━━━ Stored records ━━━

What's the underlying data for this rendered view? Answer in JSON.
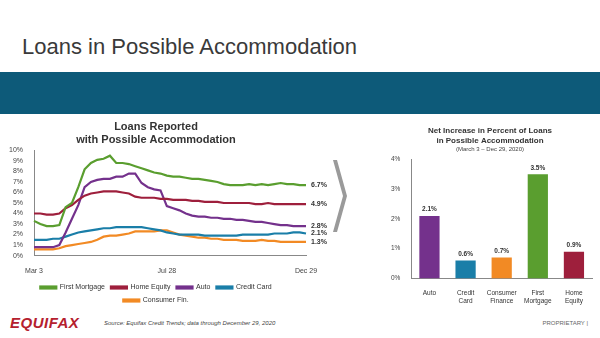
{
  "title": "Loans in Possible Accommodation",
  "logo": "EQUIFAX",
  "source": "Source: Equifax Credit Trends; data through December 29, 2020",
  "footer": "PROPRIETARY |",
  "chart_data": [
    {
      "type": "line",
      "title": [
        "Loans Reported",
        "with Possible Accommodation"
      ],
      "categories": [
        "Mar 3",
        null,
        null,
        null,
        null,
        null,
        null,
        null,
        null,
        null,
        null,
        null,
        null,
        null,
        null,
        null,
        null,
        null,
        null,
        null,
        null,
        "Jul 28",
        null,
        null,
        null,
        null,
        null,
        null,
        null,
        null,
        null,
        null,
        null,
        null,
        null,
        null,
        null,
        null,
        null,
        null,
        null,
        null,
        null,
        "Dec 29"
      ],
      "series": [
        {
          "name": "First Mortgage",
          "color": "#5a9e2f",
          "values": [
            3.3,
            3.0,
            2.8,
            2.8,
            2.9,
            4.6,
            5.0,
            6.5,
            8.2,
            8.8,
            9.1,
            9.2,
            9.5,
            8.8,
            8.8,
            8.7,
            8.5,
            8.3,
            8.1,
            7.9,
            7.8,
            7.6,
            7.5,
            7.5,
            7.4,
            7.3,
            7.3,
            7.2,
            7.1,
            7.0,
            6.8,
            6.7,
            6.7,
            6.7,
            6.8,
            6.7,
            6.8,
            6.7,
            6.8,
            6.9,
            6.8,
            6.8,
            6.7,
            6.7
          ]
        },
        {
          "name": "Home Equity",
          "color": "#9e1f3c",
          "values": [
            4.0,
            4.0,
            3.9,
            3.9,
            4.0,
            4.5,
            4.8,
            5.3,
            5.7,
            5.9,
            6.0,
            6.1,
            6.1,
            6.1,
            6.0,
            5.9,
            5.6,
            5.5,
            5.5,
            5.5,
            5.4,
            5.4,
            5.3,
            5.3,
            5.3,
            5.2,
            5.2,
            5.1,
            5.1,
            5.1,
            5.0,
            5.0,
            5.0,
            5.0,
            5.0,
            4.9,
            4.9,
            5.0,
            4.9,
            4.9,
            4.9,
            4.9,
            4.9,
            4.9
          ]
        },
        {
          "name": "Auto",
          "color": "#74318c",
          "values": [
            0.8,
            0.8,
            0.8,
            0.8,
            1.0,
            2.2,
            3.5,
            4.8,
            6.5,
            7.0,
            7.2,
            7.3,
            7.3,
            7.5,
            7.5,
            7.8,
            7.8,
            6.9,
            6.5,
            6.3,
            6.2,
            4.7,
            4.5,
            4.3,
            4.0,
            3.8,
            3.7,
            3.7,
            3.6,
            3.6,
            3.5,
            3.5,
            3.4,
            3.4,
            3.3,
            3.2,
            3.2,
            3.1,
            3.0,
            2.9,
            2.9,
            2.8,
            2.8,
            2.8
          ]
        },
        {
          "name": "Credit Card",
          "color": "#1a7ea8",
          "values": [
            1.5,
            1.5,
            1.5,
            1.6,
            1.6,
            1.8,
            2.0,
            2.2,
            2.3,
            2.4,
            2.5,
            2.6,
            2.6,
            2.7,
            2.7,
            2.7,
            2.7,
            2.7,
            2.6,
            2.5,
            2.4,
            2.2,
            2.1,
            2.0,
            2.0,
            2.0,
            2.0,
            1.9,
            1.9,
            1.9,
            1.9,
            1.9,
            1.9,
            2.0,
            2.0,
            2.0,
            2.0,
            2.0,
            2.1,
            2.1,
            2.1,
            2.2,
            2.2,
            2.1
          ]
        },
        {
          "name": "Consumer Fin.",
          "color": "#f28a24",
          "values": [
            0.6,
            0.6,
            0.6,
            0.6,
            0.7,
            0.9,
            1.0,
            1.1,
            1.2,
            1.3,
            1.5,
            1.8,
            1.9,
            1.9,
            2.0,
            2.1,
            2.3,
            2.3,
            2.3,
            2.3,
            2.4,
            2.4,
            2.2,
            2.0,
            1.9,
            1.8,
            1.7,
            1.7,
            1.6,
            1.6,
            1.5,
            1.5,
            1.5,
            1.4,
            1.4,
            1.4,
            1.5,
            1.4,
            1.4,
            1.3,
            1.3,
            1.3,
            1.3,
            1.3
          ]
        }
      ],
      "ylim": [
        0,
        10
      ],
      "yticks": [
        {
          "value": 0,
          "label": "0%"
        },
        {
          "value": 1,
          "label": "1%"
        },
        {
          "value": 2,
          "label": "2%"
        },
        {
          "value": 3,
          "label": "3%"
        },
        {
          "value": 4,
          "label": "4%"
        },
        {
          "value": 5,
          "label": "5%"
        },
        {
          "value": 6,
          "label": "6%"
        },
        {
          "value": 7,
          "label": "7%"
        },
        {
          "value": 8,
          "label": "8%"
        },
        {
          "value": 9,
          "label": "9%"
        },
        {
          "value": 10,
          "label": "10%"
        }
      ],
      "annotations": [
        {
          "text": "6.7%",
          "value": 6.7
        },
        {
          "text": "4.9%",
          "value": 4.9
        },
        {
          "text": "2.8%",
          "value": 2.8
        },
        {
          "text": "2.1%",
          "value": 2.1
        },
        {
          "text": "1.3%",
          "value": 1.3
        }
      ],
      "grid": false,
      "legend": "bottom"
    },
    {
      "type": "bar",
      "title": [
        "Net Increase in Percent of Loans",
        "in Possible Accommodation"
      ],
      "subtitle": "(March 3 – Dec 29, 2020)",
      "categories": [
        "Auto",
        "Credit Card",
        "Consumer Finance",
        "First Mortgage",
        "Home Equity"
      ],
      "values": [
        2.1,
        0.6,
        0.7,
        3.5,
        0.9
      ],
      "value_labels": [
        "2.1%",
        "0.6%",
        "0.7%",
        "3.5%",
        "0.9%"
      ],
      "colors": [
        "#74318c",
        "#1a7ea8",
        "#f28a24",
        "#5a9e2f",
        "#9e1f3c"
      ],
      "ylim": [
        0,
        4
      ],
      "yticks": [
        {
          "value": 0,
          "label": "0%"
        },
        {
          "value": 1,
          "label": "1%"
        },
        {
          "value": 2,
          "label": "2%"
        },
        {
          "value": 3,
          "label": "3%"
        },
        {
          "value": 4,
          "label": "4%"
        }
      ],
      "data_labels": true,
      "grid": false
    }
  ]
}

━━━

### Given task
Pull out the lines above in which the word "Accommodation" appears.

### Result of this task
  "title": "Loans in Possible Accommodation",
        "with Possible Accommodation"
        "in Possible Accommodation"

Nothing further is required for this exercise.